Texto citado ::
****************
Saltar para: Posts [1], Pesquisa e Arquivos [2]
Somos uma família católica, abençoada com seis filhos na Terra e um no Céu. Procuramos viver a fé com simplicidade e generosidade. Queremos partilhar com outras famílias a alegria de sermos Igreja Doméstica na grande família da Igreja Católica.
Ontem, sentada na cama antes de dormir, como costume, li alguns pontos da exortação pastoral A Alegria do Amor. E enquanto lia, o pensamento divagou e recordei-me de duas grandes lições de solidariedade das nossas famílias de origem que marcaram, uma a minha juventude, outra a juventude do Niall.
****************
Listagem fornecida ::
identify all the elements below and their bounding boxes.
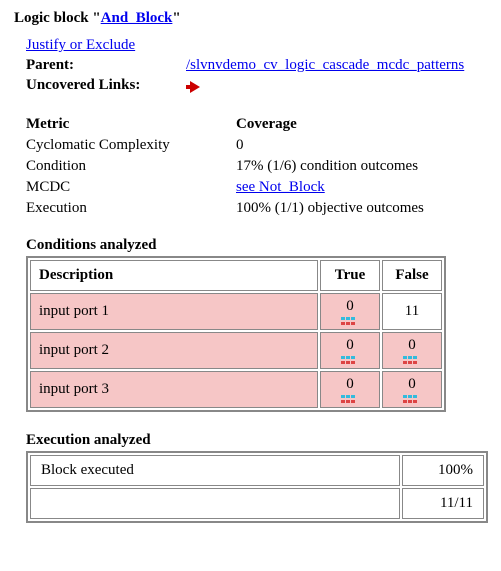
execution-table: Block executed 100% 11/11 bbox=[26, 451, 488, 523]
parent-link[interactable]: /slvnvdemo_cv_logic_cascade_mcdc_pattern… bbox=[186, 57, 464, 74]
col-false: False bbox=[382, 260, 442, 291]
cond-desc: input port 3 bbox=[30, 371, 318, 408]
tally-icon bbox=[403, 356, 421, 364]
metric-value: 100% (1/1) objective outcomes bbox=[236, 200, 466, 217]
cond-false-value: 0 bbox=[408, 337, 416, 354]
cond-false-cell: 11 bbox=[382, 293, 442, 330]
table-row: input port 3 0 0 bbox=[30, 371, 442, 408]
title-block-link[interactable]: And_Block bbox=[101, 10, 173, 26]
metrics-header-coverage: Coverage bbox=[236, 116, 466, 133]
cond-desc: input port 2 bbox=[30, 332, 318, 369]
metrics-header-metric: Metric bbox=[26, 116, 236, 133]
tally-icon bbox=[341, 317, 359, 325]
cond-false-value: 11 bbox=[405, 303, 419, 319]
cond-desc: input port 1 bbox=[30, 293, 318, 330]
table-row: Block executed 100% bbox=[30, 455, 484, 486]
table-row: 11/11 bbox=[30, 488, 484, 519]
title-prefix: Logic block " bbox=[14, 10, 101, 26]
conditions-table: Description True False input port 1 0 11… bbox=[26, 256, 446, 412]
execution-title: Execution analyzed bbox=[26, 432, 487, 449]
cond-true-cell[interactable]: 0 bbox=[320, 293, 380, 330]
justify-exclude-link[interactable]: Justify or Exclude bbox=[26, 37, 135, 54]
info-block: Justify or Exclude Parent: /slvnvdemo_cv… bbox=[26, 37, 487, 94]
cond-false-cell[interactable]: 0 bbox=[382, 371, 442, 408]
metric-name: MCDC bbox=[26, 179, 236, 196]
col-description: Description bbox=[30, 260, 318, 291]
page-title: Logic block "And_Block" bbox=[14, 10, 487, 27]
tally-icon bbox=[341, 395, 359, 403]
arrow-right-icon[interactable] bbox=[190, 81, 200, 98]
uncovered-links-label: Uncovered Links: bbox=[26, 77, 186, 94]
metric-name: Condition bbox=[26, 158, 236, 175]
title-suffix: " bbox=[172, 10, 180, 26]
col-true: True bbox=[320, 260, 380, 291]
exec-label: Block executed bbox=[30, 455, 400, 486]
metric-name: Cyclomatic Complexity bbox=[26, 137, 236, 154]
parent-label: Parent: bbox=[26, 57, 186, 74]
cond-false-value: 0 bbox=[408, 376, 416, 393]
cond-false-cell[interactable]: 0 bbox=[382, 332, 442, 369]
exec-empty bbox=[30, 488, 400, 519]
metric-value: 0 bbox=[236, 137, 466, 154]
metric-value: 17% (1/6) condition outcomes bbox=[236, 158, 466, 175]
table-row: input port 1 0 11 bbox=[30, 293, 442, 330]
table-header-row: Description True False bbox=[30, 260, 442, 291]
metrics-table: Metric Coverage Cyclomatic Complexity 0 … bbox=[26, 116, 487, 217]
cond-true-value: 0 bbox=[346, 337, 354, 354]
cond-true-cell[interactable]: 0 bbox=[320, 371, 380, 408]
tally-icon bbox=[403, 395, 421, 403]
exec-value: 11/11 bbox=[402, 488, 484, 519]
cond-true-value: 0 bbox=[346, 298, 354, 315]
table-row: input port 2 0 0 bbox=[30, 332, 442, 369]
cond-true-cell[interactable]: 0 bbox=[320, 332, 380, 369]
tally-icon bbox=[341, 356, 359, 364]
exec-value: 100% bbox=[402, 455, 484, 486]
metric-name: Execution bbox=[26, 200, 236, 217]
mcdc-link[interactable]: see Not_Block bbox=[236, 179, 325, 195]
conditions-title: Conditions analyzed bbox=[26, 237, 487, 254]
cond-true-value: 0 bbox=[346, 376, 354, 393]
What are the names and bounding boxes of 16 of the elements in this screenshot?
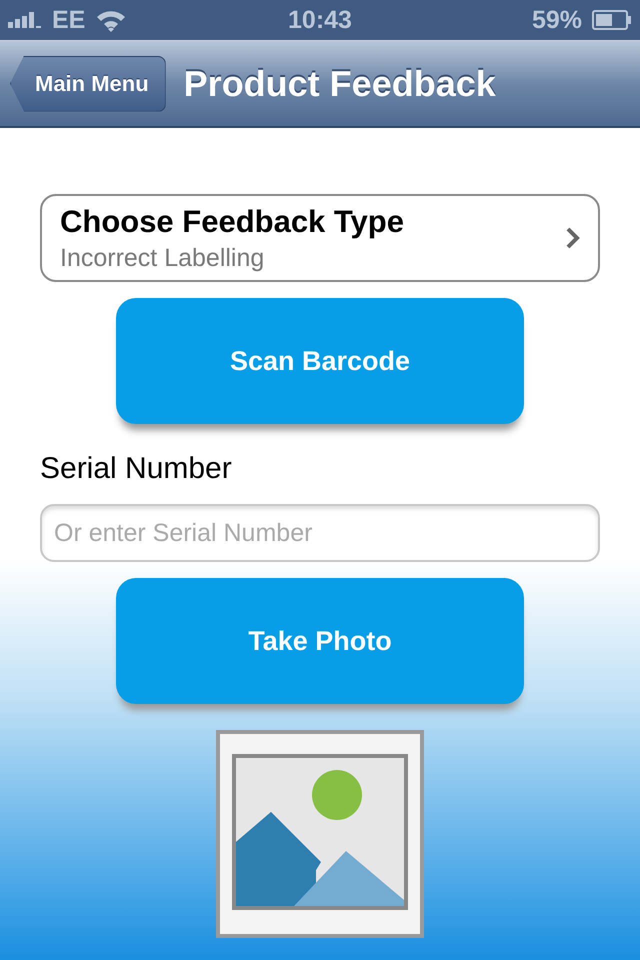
scan-barcode-button[interactable]: Scan Barcode: [116, 298, 524, 424]
chevron-icon: [566, 227, 580, 249]
battery-percentage: 59%: [532, 6, 582, 34]
feedback-type-value: Incorrect Labelling: [60, 244, 266, 272]
feedback-type-label: Choose Feedback Type: [60, 204, 404, 240]
battery-icon: [592, 10, 632, 30]
serial-number-field[interactable]: Or enter Serial Number: [40, 504, 600, 562]
take-photo-button[interactable]: Take Photo: [116, 578, 524, 704]
signal-icon: [8, 12, 42, 28]
back-button[interactable]: Main Menu: [10, 56, 166, 112]
page-title: Product Feedback: [184, 62, 496, 104]
clock-time: 10:43: [288, 6, 352, 34]
image-placeholder-icon: [216, 730, 424, 938]
carrier-name: EE: [52, 6, 86, 34]
serial-number-label: Serial Number: [40, 452, 232, 486]
feedback-type-selector[interactable]: Choose Feedback Type Incorrect Labelling: [40, 194, 600, 282]
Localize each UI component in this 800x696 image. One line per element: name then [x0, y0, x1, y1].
****************
Tarefas a realizar ::
(1) Reproduza do texto citado tudo desde "Ontem, sentada na" até "juventude do Niall.".
(2) No texto citado, que exortação pastoral foi lida na cama antes de dormir?

Respostas às tarefas ::
(1)
Ontem, sentada na cama antes de dormir, como costume, li alguns pontos da exortação pastoral A Alegria do Amor. E enquanto lia, o pensamento divagou e recordei-me de duas grandes lições de solidariedade das nossas famílias de origem que marcaram, uma a minha juventude, outra a juventude do Niall.

(2) A Alegria do Amor.